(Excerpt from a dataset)
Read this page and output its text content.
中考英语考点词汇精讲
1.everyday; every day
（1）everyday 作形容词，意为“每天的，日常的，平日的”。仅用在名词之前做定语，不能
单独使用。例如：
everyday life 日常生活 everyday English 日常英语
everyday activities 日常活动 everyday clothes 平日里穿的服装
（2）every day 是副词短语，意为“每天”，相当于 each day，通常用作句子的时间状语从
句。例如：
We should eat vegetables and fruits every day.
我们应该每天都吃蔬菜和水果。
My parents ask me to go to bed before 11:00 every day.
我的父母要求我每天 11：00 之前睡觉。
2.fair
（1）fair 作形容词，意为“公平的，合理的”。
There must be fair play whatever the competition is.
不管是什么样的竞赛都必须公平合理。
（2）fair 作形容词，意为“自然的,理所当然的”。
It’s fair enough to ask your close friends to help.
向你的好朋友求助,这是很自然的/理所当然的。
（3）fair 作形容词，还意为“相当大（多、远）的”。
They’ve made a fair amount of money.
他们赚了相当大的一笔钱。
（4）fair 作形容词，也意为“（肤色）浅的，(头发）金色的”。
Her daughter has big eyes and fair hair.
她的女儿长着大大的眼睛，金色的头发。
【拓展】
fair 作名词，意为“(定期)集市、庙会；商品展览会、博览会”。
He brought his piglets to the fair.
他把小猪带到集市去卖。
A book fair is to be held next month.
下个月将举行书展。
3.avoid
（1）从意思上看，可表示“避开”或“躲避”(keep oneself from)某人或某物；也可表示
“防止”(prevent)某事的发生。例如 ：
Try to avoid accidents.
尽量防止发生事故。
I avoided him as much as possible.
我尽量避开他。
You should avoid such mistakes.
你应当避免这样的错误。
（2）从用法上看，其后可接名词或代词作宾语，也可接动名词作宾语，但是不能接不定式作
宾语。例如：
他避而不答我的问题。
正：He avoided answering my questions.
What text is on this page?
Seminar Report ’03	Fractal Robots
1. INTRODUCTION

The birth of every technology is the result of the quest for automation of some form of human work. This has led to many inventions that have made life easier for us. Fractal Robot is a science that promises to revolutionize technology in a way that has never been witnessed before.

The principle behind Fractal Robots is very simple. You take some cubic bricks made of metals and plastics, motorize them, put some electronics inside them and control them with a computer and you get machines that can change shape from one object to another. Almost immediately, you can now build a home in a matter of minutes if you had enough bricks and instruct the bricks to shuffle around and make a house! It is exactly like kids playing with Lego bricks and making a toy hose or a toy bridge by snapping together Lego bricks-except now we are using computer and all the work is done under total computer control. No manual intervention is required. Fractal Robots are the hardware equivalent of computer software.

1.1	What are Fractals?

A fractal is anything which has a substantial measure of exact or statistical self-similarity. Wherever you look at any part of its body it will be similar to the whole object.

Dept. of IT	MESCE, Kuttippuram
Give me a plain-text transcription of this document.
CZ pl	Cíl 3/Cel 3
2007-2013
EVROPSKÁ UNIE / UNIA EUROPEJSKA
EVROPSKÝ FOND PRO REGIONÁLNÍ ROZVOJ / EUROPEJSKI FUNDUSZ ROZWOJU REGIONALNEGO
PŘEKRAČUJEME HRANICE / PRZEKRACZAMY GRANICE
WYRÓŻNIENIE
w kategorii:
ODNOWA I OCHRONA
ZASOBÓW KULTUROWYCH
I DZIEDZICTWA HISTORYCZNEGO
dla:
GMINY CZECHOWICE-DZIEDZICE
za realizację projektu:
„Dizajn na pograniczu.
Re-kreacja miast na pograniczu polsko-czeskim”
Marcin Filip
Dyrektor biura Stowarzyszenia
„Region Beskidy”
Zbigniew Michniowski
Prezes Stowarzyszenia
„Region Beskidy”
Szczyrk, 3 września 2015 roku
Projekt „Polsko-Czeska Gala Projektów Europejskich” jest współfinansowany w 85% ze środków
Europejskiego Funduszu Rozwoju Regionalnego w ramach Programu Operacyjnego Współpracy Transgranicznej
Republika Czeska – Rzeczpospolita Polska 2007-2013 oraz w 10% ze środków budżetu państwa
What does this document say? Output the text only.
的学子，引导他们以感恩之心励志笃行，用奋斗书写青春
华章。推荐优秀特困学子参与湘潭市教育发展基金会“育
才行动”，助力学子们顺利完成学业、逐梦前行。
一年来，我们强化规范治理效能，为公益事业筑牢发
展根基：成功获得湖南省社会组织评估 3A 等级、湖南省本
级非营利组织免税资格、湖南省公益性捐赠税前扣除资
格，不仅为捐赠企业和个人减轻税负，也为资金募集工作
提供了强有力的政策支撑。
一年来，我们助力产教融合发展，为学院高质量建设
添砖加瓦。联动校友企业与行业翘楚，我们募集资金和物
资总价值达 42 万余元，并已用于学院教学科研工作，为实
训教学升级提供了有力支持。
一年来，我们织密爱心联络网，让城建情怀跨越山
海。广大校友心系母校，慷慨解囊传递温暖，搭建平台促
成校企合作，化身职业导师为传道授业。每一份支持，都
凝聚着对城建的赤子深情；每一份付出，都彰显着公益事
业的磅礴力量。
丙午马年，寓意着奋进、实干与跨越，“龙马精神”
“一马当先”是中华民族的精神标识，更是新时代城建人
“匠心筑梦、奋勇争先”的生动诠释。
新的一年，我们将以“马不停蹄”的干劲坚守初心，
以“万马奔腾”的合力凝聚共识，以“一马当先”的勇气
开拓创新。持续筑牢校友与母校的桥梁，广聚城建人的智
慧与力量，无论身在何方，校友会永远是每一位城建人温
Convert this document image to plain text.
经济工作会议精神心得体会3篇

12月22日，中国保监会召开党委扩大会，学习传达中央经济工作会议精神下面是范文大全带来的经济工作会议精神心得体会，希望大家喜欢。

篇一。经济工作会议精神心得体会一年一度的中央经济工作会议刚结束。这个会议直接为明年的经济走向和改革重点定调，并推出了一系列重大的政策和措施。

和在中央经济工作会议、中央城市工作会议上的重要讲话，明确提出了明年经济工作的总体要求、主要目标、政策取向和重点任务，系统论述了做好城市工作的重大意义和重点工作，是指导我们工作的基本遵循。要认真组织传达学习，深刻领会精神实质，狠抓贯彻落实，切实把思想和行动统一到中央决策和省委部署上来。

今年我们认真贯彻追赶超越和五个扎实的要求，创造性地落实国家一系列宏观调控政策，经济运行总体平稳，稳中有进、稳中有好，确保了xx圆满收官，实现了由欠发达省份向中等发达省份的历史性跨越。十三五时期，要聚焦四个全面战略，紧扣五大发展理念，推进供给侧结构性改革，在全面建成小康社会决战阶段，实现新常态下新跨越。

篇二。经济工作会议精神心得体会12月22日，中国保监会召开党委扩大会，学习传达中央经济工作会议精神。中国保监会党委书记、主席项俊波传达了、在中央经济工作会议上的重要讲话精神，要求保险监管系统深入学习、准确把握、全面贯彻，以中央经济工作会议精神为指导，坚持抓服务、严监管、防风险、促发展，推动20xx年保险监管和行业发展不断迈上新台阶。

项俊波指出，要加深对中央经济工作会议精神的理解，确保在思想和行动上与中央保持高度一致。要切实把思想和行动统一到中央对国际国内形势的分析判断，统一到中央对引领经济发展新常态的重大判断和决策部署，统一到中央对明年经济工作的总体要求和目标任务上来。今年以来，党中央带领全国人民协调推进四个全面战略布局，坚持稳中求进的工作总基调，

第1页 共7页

WRITTEN INSTRUCTION — Using the listing above, show each line holding the string "pograniczu".

OUTPUT FOR THIS TASK —
„Dizajn na pograniczu.
Re-kreacja miast na pograniczu polsko-czeskim”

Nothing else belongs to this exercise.